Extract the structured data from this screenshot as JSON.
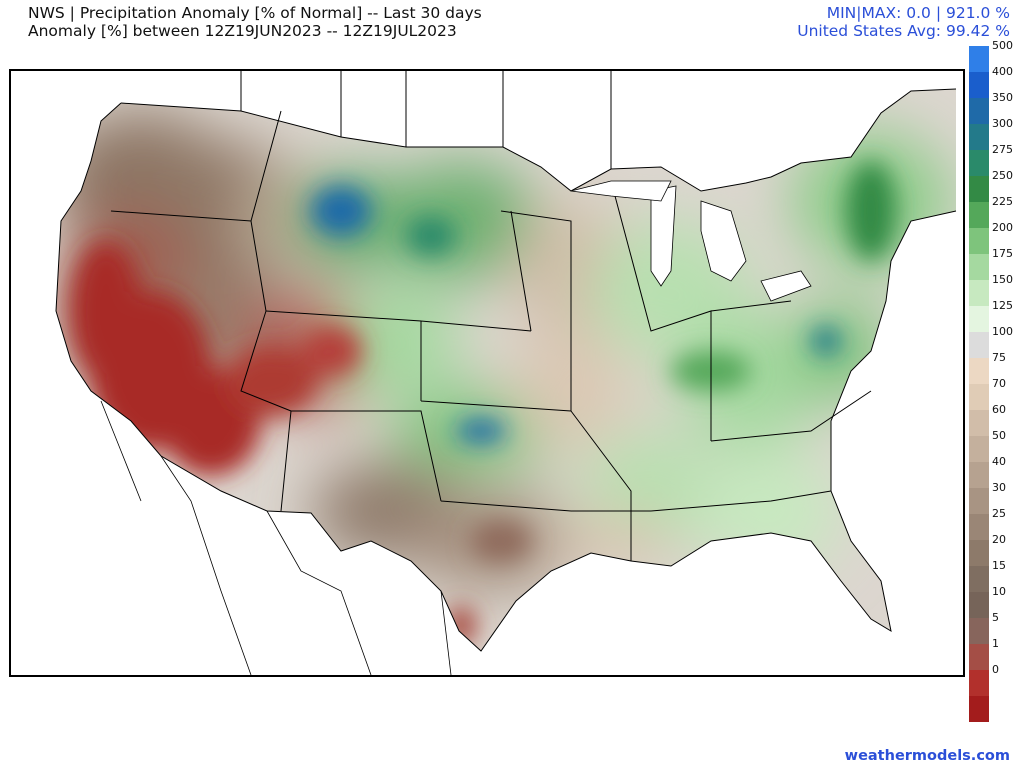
{
  "header": {
    "title_line1": "NWS | Precipitation Anomaly [% of Normal] -- Last 30 days",
    "title_line2": "Anomaly [%] between 12Z19JUN2023 -- 12Z19JUL2023",
    "minmax": "MIN|MAX: 0.0 | 921.0 %",
    "us_avg": "United States Avg: 99.42 %"
  },
  "colorbar": {
    "levels": [
      {
        "label": "",
        "color": "#a31c1c"
      },
      {
        "label": "0",
        "color": "#b2302c"
      },
      {
        "label": "1",
        "color": "#a44e46"
      },
      {
        "label": "5",
        "color": "#87655c"
      },
      {
        "label": "10",
        "color": "#766459"
      },
      {
        "label": "15",
        "color": "#7f6e61"
      },
      {
        "label": "20",
        "color": "#8d7a6a"
      },
      {
        "label": "25",
        "color": "#9a8676"
      },
      {
        "label": "30",
        "color": "#a89483"
      },
      {
        "label": "40",
        "color": "#b6a290"
      },
      {
        "label": "50",
        "color": "#c4b09d"
      },
      {
        "label": "60",
        "color": "#d1bda9"
      },
      {
        "label": "70",
        "color": "#e0ccb6"
      },
      {
        "label": "75",
        "color": "#ecd8c3"
      },
      {
        "label": "100",
        "color": "#dcdcdc"
      },
      {
        "label": "125",
        "color": "#e4f5e0"
      },
      {
        "label": "150",
        "color": "#c7e9c0"
      },
      {
        "label": "175",
        "color": "#a5d9a0"
      },
      {
        "label": "200",
        "color": "#7ec47c"
      },
      {
        "label": "225",
        "color": "#54a85a"
      },
      {
        "label": "250",
        "color": "#338a45"
      },
      {
        "label": "275",
        "color": "#2a8a6a"
      },
      {
        "label": "300",
        "color": "#237a8a"
      },
      {
        "label": "350",
        "color": "#1f6aa8"
      },
      {
        "label": "400",
        "color": "#1a5ecc"
      },
      {
        "label": "500",
        "color": "#2f7fe8"
      }
    ]
  },
  "footer": {
    "credit": "weathermodels.com"
  }
}
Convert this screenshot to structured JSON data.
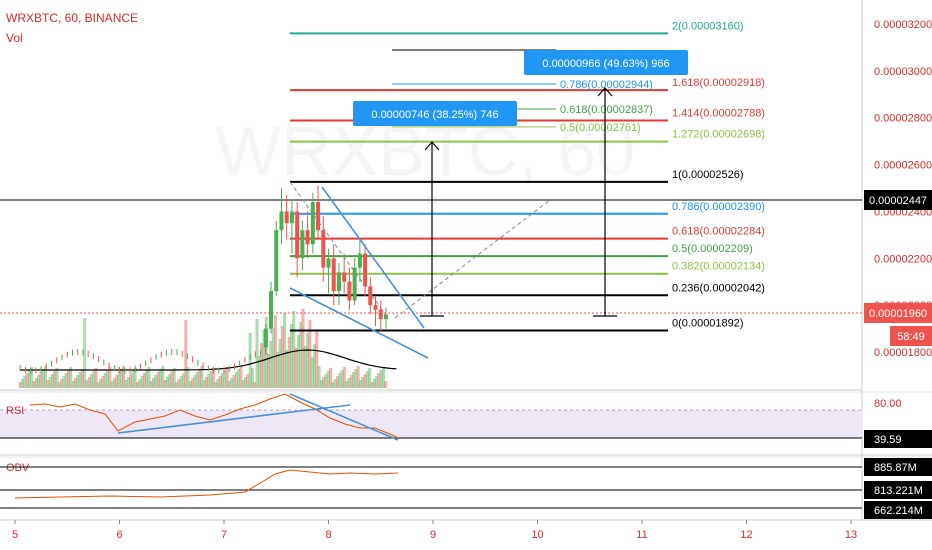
{
  "header": {
    "symbol": "WRXBTC, 60, BINANCE",
    "volume_label": "Vol"
  },
  "watermark": "WRXBTC, 60",
  "colors": {
    "candle_up": "#4caf50",
    "candle_down": "#ef5350",
    "fib_black": "#000000",
    "fib_blue": "#2196f3",
    "fib_red": "#e53935",
    "fib_green": "#43a047",
    "fib_lime": "#8bc34a",
    "fib_teal": "#26a69a",
    "trend_blue": "#4a90d9",
    "rsi_band": "#ede7f6",
    "rsi_line": "#e65100"
  },
  "badges": {
    "measure_1": "0.00000746 (38.25%) 746",
    "measure_2": "0.00000966 (49.63%) 966",
    "current_price": "0.00001960",
    "countdown": "58:49",
    "last_close_line": "0.00002447"
  },
  "chart_data": {
    "type": "candlestick",
    "symbol": "WRXBTC",
    "interval": "60",
    "exchange": "BINANCE",
    "y_axis": {
      "range": [
        1.72e-05,
        3.23e-05
      ],
      "ticks": [
        "0.00003200",
        "0.00003000",
        "0.00002800",
        "0.00002600",
        "0.00002400",
        "0.00002200",
        "0.00002000",
        "0.00001800"
      ]
    },
    "x_axis": {
      "range": [
        5,
        13
      ],
      "ticks": [
        "5",
        "6",
        "7",
        "8",
        "9",
        "10",
        "11",
        "12",
        "13"
      ]
    },
    "candles": [
      [
        7.4,
        1.82e-05,
        1.92e-05,
        1.8e-05,
        1.9e-05
      ],
      [
        7.45,
        1.9e-05,
        2.1e-05,
        1.88e-05,
        2.06e-05
      ],
      [
        7.5,
        2.06e-05,
        2.36e-05,
        2.04e-05,
        2.32e-05
      ],
      [
        7.55,
        2.32e-05,
        2.5e-05,
        2.26e-05,
        2.4e-05
      ],
      [
        7.6,
        2.4e-05,
        2.47e-05,
        2.28e-05,
        2.35e-05
      ],
      [
        7.65,
        2.35e-05,
        2.45e-05,
        2.22e-05,
        2.4e-05
      ],
      [
        7.7,
        2.4e-05,
        2.44e-05,
        2.12e-05,
        2.2e-05
      ],
      [
        7.75,
        2.2e-05,
        2.36e-05,
        2.15e-05,
        2.32e-05
      ],
      [
        7.8,
        2.32e-05,
        2.4e-05,
        2.2e-05,
        2.26e-05
      ],
      [
        7.85,
        2.26e-05,
        2.48e-05,
        2.22e-05,
        2.44e-05
      ],
      [
        7.9,
        2.44e-05,
        2.51e-05,
        2.28e-05,
        2.32e-05
      ],
      [
        7.95,
        2.32e-05,
        2.38e-05,
        2.1e-05,
        2.16e-05
      ],
      [
        8.0,
        2.16e-05,
        2.24e-05,
        2.05e-05,
        2.2e-05
      ],
      [
        8.05,
        2.2e-05,
        2.26e-05,
        2e-05,
        2.06e-05
      ],
      [
        8.1,
        2.06e-05,
        2.18e-05,
        2e-05,
        2.14e-05
      ],
      [
        8.15,
        2.14e-05,
        2.22e-05,
        2.05e-05,
        2.1e-05
      ],
      [
        8.2,
        2.1e-05,
        2.16e-05,
        1.98e-05,
        2.02e-05
      ],
      [
        8.25,
        2.02e-05,
        2.2e-05,
        2e-05,
        2.16e-05
      ],
      [
        8.3,
        2.16e-05,
        2.28e-05,
        2.1e-05,
        2.22e-05
      ],
      [
        8.35,
        2.22e-05,
        2.26e-05,
        2.04e-05,
        2.08e-05
      ],
      [
        8.4,
        2.08e-05,
        2.12e-05,
        1.96e-05,
        2e-05
      ],
      [
        8.45,
        2e-05,
        2.04e-05,
        1.91e-05,
        1.98e-05
      ],
      [
        8.5,
        1.98e-05,
        2.02e-05,
        1.89e-05,
        1.94e-05
      ],
      [
        8.55,
        1.94e-05,
        1.99e-05,
        1.9e-05,
        1.96e-05
      ]
    ],
    "fib_retracement": [
      {
        "label": "0(0.00001892)",
        "value": 1.892e-05,
        "color": "fib_black"
      },
      {
        "label": "0.236(0.00002042)",
        "value": 2.042e-05,
        "color": "fib_black"
      },
      {
        "label": "0.382(0.00002134)",
        "value": 2.134e-05,
        "color": "fib_lime"
      },
      {
        "label": "0.5(0.00002209)",
        "value": 2.209e-05,
        "color": "fib_green"
      },
      {
        "label": "0.618(0.00002284)",
        "value": 2.284e-05,
        "color": "fib_red"
      },
      {
        "label": "0.786(0.00002390)",
        "value": 2.39e-05,
        "color": "fib_blue"
      },
      {
        "label": "1(0.00002526)",
        "value": 2.526e-05,
        "color": "fib_black"
      },
      {
        "label": "1.272(0.00002698)",
        "value": 2.698e-05,
        "color": "fib_lime"
      },
      {
        "label": "1.414(0.00002788)",
        "value": 2.788e-05,
        "color": "fib_red"
      },
      {
        "label": "1.618(0.00002918)",
        "value": 2.918e-05,
        "color": "fib_red"
      },
      {
        "label": "2(0.00003160)",
        "value": 3.16e-05,
        "color": "fib_teal"
      }
    ],
    "fib_second": [
      {
        "label": "0.5(0.00002761)",
        "value": 2.761e-05,
        "color": "fib_lime"
      },
      {
        "label": "0.618(0.00002837)",
        "value": 2.837e-05,
        "color": "fib_green"
      },
      {
        "label": "0.786(0.00002944)",
        "value": 2.944e-05,
        "color": "fib_blue"
      }
    ],
    "rsi": {
      "label": "RSI",
      "ticks": [
        "80.00"
      ],
      "current": "39.59"
    },
    "obv": {
      "label": "OBV",
      "values": [
        "885.87M",
        "813.221M",
        "662.214M"
      ]
    }
  }
}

→ GIVEN INSTRUCTION
How many lines of these entries contain the string "WRXBTC"? Reply with the number alone.

→ SOLUTION
3